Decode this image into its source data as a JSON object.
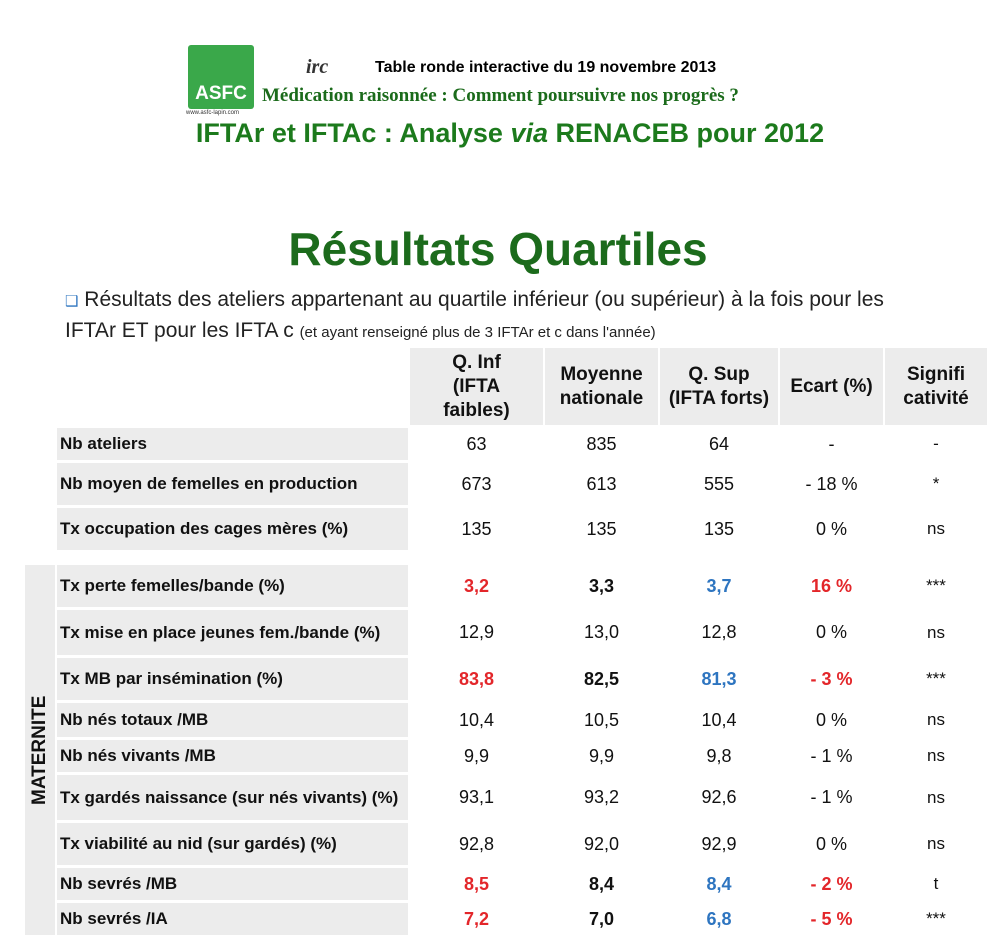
{
  "header": {
    "logo": "ASFC",
    "logo_url": "www.asfc-lapin.com",
    "event_logo": "irc",
    "event": "Table ronde interactive du 19 novembre 2013",
    "subtitle": "Médication raisonnée : Comment poursuivre nos progrès ?",
    "title_parts": [
      "IFTAr et IFTAc : Analyse ",
      "via",
      " RENACEB pour 2012"
    ]
  },
  "title": "Résultats Quartiles",
  "intro": {
    "bullet": "❑",
    "text": "Résultats des ateliers appartenant au quartile inférieur (ou supérieur) à la fois pour les IFTAr ET pour les IFTA c",
    "note": "(et ayant renseigné plus de 3 IFTAr et c dans l'année)"
  },
  "table": {
    "colors": {
      "low": "#e3262a",
      "high": "#2e75c0",
      "ecart": "#e3262a"
    },
    "columns": [
      [
        "Q. Inf",
        "(IFTA",
        "faibles)"
      ],
      [
        "Moyenne",
        "nationale"
      ],
      [
        "Q. Sup",
        "(IFTA forts)"
      ],
      [
        "Ecart (%)"
      ],
      [
        "Signifi",
        "cativité"
      ]
    ],
    "section": "MATERNITE",
    "rows": [
      {
        "label": "Nb ateliers",
        "cells": [
          "63",
          "835",
          "64",
          "-",
          "-"
        ]
      },
      {
        "label": "Nb moyen de femelles en production",
        "cells": [
          "673",
          "613",
          "555",
          "- 18 %",
          "*"
        ]
      },
      {
        "label": "Tx occupation des cages mères (%)",
        "cells": [
          "135",
          "135",
          "135",
          "0 %",
          "ns"
        ]
      },
      {
        "label": "Tx perte femelles/bande (%)",
        "cells": [
          "3,2",
          "3,3",
          "3,7",
          "16 %",
          "***"
        ],
        "emphasis": true
      },
      {
        "label": "Tx mise en place jeunes fem./bande (%)",
        "cells": [
          "12,9",
          "13,0",
          "12,8",
          "0 %",
          "ns"
        ]
      },
      {
        "label": "Tx MB par insémination (%)",
        "cells": [
          "83,8",
          "82,5",
          "81,3",
          "- 3 %",
          "***"
        ],
        "emphasis": true
      },
      {
        "label": "Nb nés totaux /MB",
        "cells": [
          "10,4",
          "10,5",
          "10,4",
          "0 %",
          "ns"
        ]
      },
      {
        "label": "Nb nés vivants /MB",
        "cells": [
          "9,9",
          "9,9",
          "9,8",
          "- 1 %",
          "ns"
        ]
      },
      {
        "label": "Tx gardés naissance (sur nés vivants) (%)",
        "cells": [
          "93,1",
          "93,2",
          "92,6",
          "- 1 %",
          "ns"
        ]
      },
      {
        "label": "Tx viabilité au nid (sur gardés) (%)",
        "cells": [
          "92,8",
          "92,0",
          "92,9",
          "0 %",
          "ns"
        ]
      },
      {
        "label": "Nb sevrés /MB",
        "cells": [
          "8,5",
          "8,4",
          "8,4",
          "- 2 %",
          "t"
        ],
        "emphasis": true
      },
      {
        "label": "Nb sevrés /IA",
        "cells": [
          "7,2",
          "7,0",
          "6,8",
          "- 5 %",
          "***"
        ],
        "emphasis": true
      }
    ]
  }
}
---*---
* [Your objective]: In the records, locate each line holding the string "femelles" and copy it.

* [Worked answer]:
        "label": "Nb moyen de femelles en production",
        "label": "Tx perte femelles/bande (%)",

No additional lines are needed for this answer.